The analysis of main components performed taking as items frequency of response to SCI-MOODS-SR domains and THDOC concentrations, allows 3 components accounting for a total of 70.4% of variance to be identified. Table 6 illustrates the rotation matrix of components and reveals how component 1 (33.4% of total variance, Eigen value 4.0) aggregates SCI-MOODS-SR items: D1-28, Depressed Mood, (0.92); D58-67, Depressive Energy (0.88); D81-98, Depressive Cognitivity. (0.75); D99-108, Depressive Cognitivity, (0.73); D150-161, Rhythmicity, (0.68); D138-149, Rhythmicity, (0.64); D68-80, Manic Energy (0.42); D29-57, Manic Mood (0.38); component 2 (27.2% of variance, Eigen value3.3) aggregates SCI- MOODS items D132-137, Rhythmicity, (0.76); D68-80, Manic Energy (0.74); D109-124, Manic Cognitivity, (0.74); D29-57, Manic Mood, (0.73); D125-131, Manic Cognitivity, (0.70); D81-98, Depressive Cognitivity (0.46); D138-149, Rhythmicity, (0.40); and D150-161, Rhythmicity, (0.37); and component 3 (9.8% of total variance, Eigen value 1.2) aggregates the level of THDOC (0.87) with SCI- MOODS items D109-124, Manic Cognitivity (0.39).

Table 6. Rotation matrix of SCI-MOODS-SR components/THDOC (analysis of main components with Varimax rotation and Kaiser's normalization)

Table 7 presents a summary of the SCI-MOODS-SR items which aggregate in each specific "3 component" deriving from analysis of the main components; it can be observed how allopregnanolone and progesterone aggregate with the "manic cognitivity" domain and with the "depressive cognitivity" sub-domain pertaining to suicidal ideas, while THDOC aggregates only with the former domain and cortisol only with the latter.
= = = = =
Work to be completed — Output everything in the principal components passage from "Table 6. Rotation" down to "with the latter.", keeping the wording unchanged. The records play no part in this work.

Dataset entries:
= = = = =
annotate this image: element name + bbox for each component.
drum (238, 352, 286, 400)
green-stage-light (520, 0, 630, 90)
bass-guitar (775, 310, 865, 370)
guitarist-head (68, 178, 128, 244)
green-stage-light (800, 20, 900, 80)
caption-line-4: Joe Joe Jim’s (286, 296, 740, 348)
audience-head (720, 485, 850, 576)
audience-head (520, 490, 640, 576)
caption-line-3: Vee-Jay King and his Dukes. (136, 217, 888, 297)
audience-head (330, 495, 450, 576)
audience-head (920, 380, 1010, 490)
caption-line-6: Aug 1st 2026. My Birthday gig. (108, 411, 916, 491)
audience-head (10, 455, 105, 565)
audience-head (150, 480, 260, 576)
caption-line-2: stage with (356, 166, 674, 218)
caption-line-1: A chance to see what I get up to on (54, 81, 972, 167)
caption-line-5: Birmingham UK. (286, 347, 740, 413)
= = = = =
Answer below —
Table 6. Rotation matrix of SCI-MOODS-SR components/THDOC (analysis of main components with Varimax rotation and Kaiser's normalization)

Table 7 presents a summary of the SCI-MOODS-SR items which aggregate in each specific "3 component" deriving from analysis of the main components; it can be observed how allopregnanolone and progesterone aggregate with the "manic cognitivity" domain and with the "depressive cognitivity" sub-domain pertaining to suicidal ideas, while THDOC aggregates only with the former domain and cortisol only with the latter.